• _Dataset records_
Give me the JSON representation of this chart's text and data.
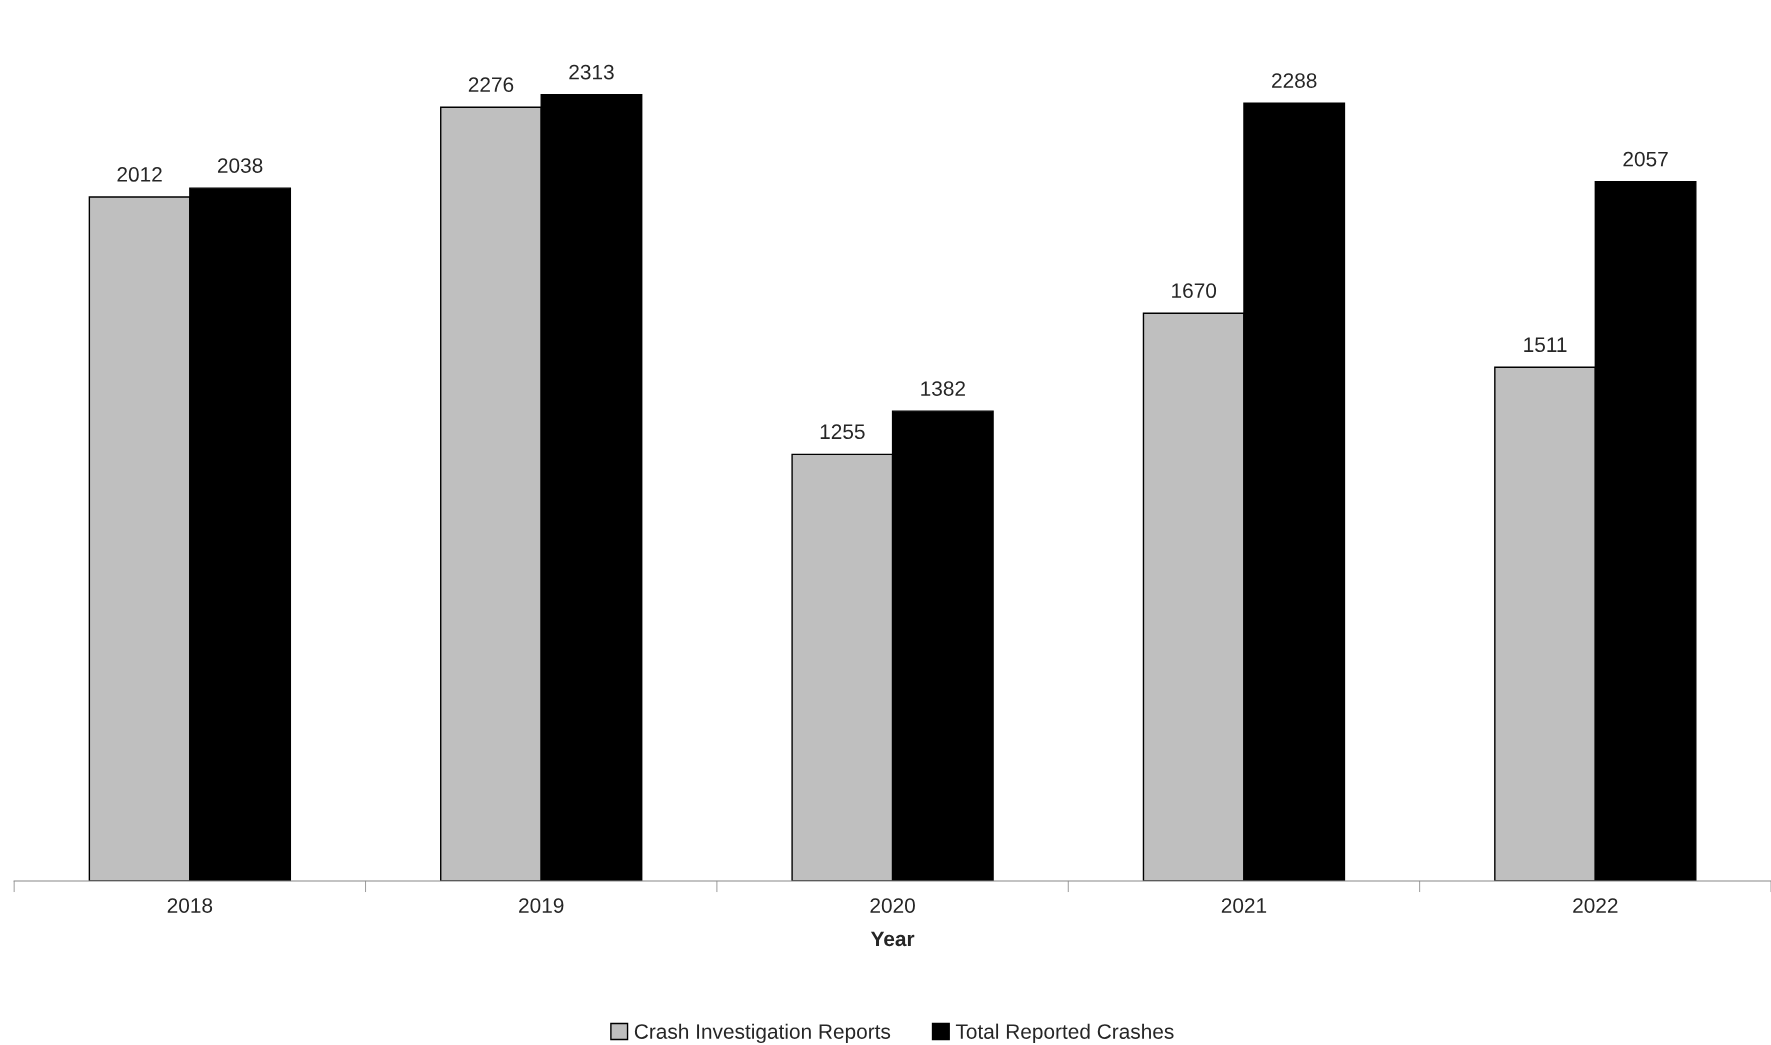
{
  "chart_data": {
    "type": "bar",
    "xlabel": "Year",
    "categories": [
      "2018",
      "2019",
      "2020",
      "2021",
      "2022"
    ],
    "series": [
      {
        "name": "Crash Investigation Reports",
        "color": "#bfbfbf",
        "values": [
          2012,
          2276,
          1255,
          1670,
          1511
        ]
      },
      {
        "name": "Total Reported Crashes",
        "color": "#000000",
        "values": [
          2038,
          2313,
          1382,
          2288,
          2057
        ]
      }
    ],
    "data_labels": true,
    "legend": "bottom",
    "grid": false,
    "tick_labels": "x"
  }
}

• _Problem requirements_
Going through the data, tally the lines containing "name" and report only the result.

• _Output of the exercise_
2